--- start of Listed records ---
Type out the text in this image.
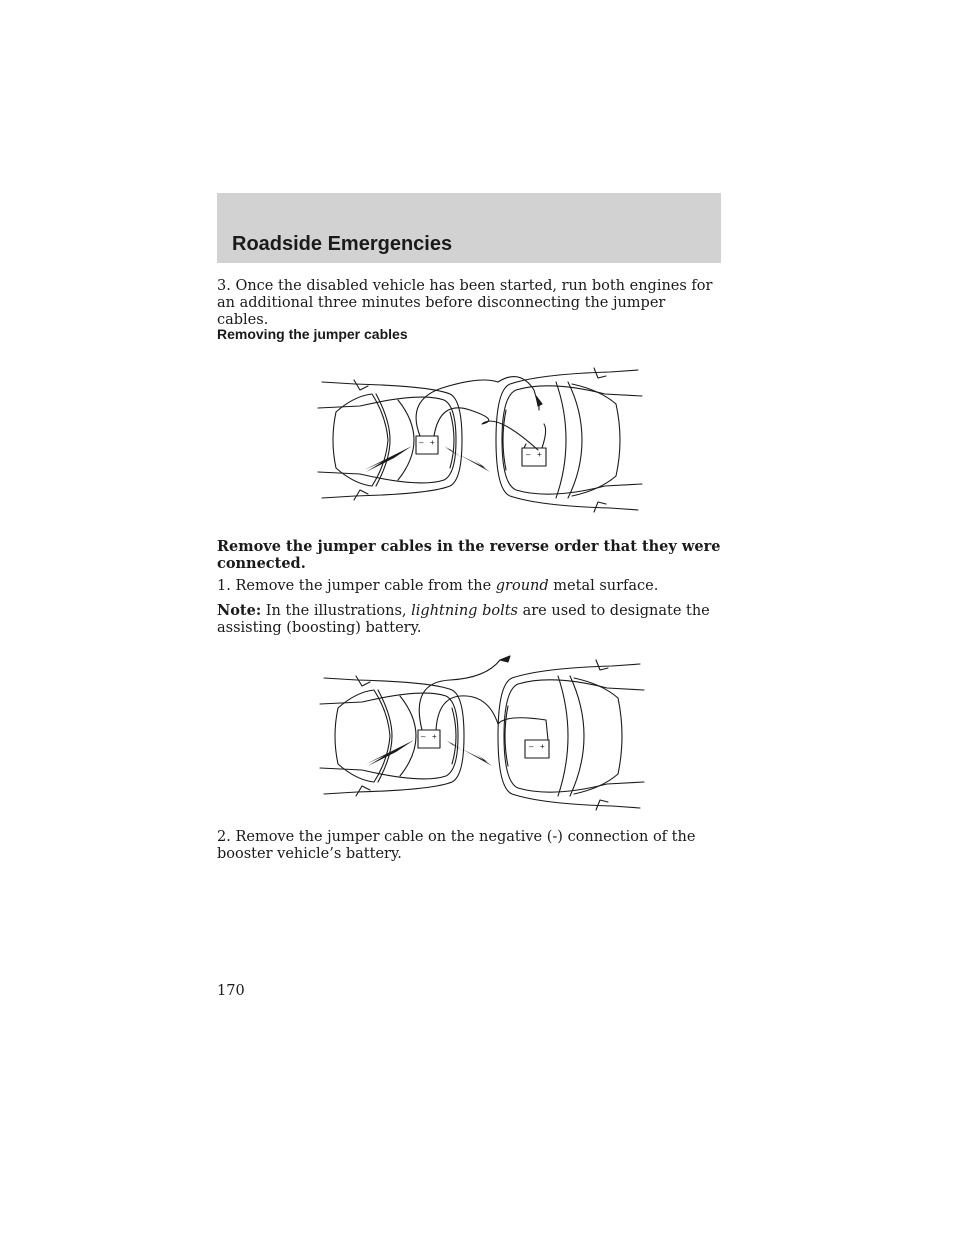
Roadside Emergencies

3. Once the disabled vehicle has been started, run both engines for an additional three minutes before disconnecting the jumper cables.

Removing the jumper cables
– +
– +

Remove the jumper cables in the reverse order that they were connected.

1. Remove the jumper cable from the ground metal surface.

Note: In the illustrations, lightning bolts are used to designate the assisting (boosting) battery.

– +
– +

2. Remove the jumper cable on the negative (-) connection of the booster vehicle’s battery.

170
--- end of Listed records ---
— Exercise instructions —
Every entry above is to be set down exactly; the pictures are to be left out.

— Correct result —
Type out the text in this image.
Roadside Emergencies

3. Once the disabled vehicle has been started, run both engines for an additional three minutes before disconnecting the jumper cables.

Removing the jumper cables
– +
– +

Remove the jumper cables in the reverse order that they were connected.

1. Remove the jumper cable from the ground metal surface.

Note: In the illustrations, lightning bolts are used to designate the assisting (boosting) battery.

– +
– +

2. Remove the jumper cable on the negative (-) connection of the booster vehicle’s battery.

170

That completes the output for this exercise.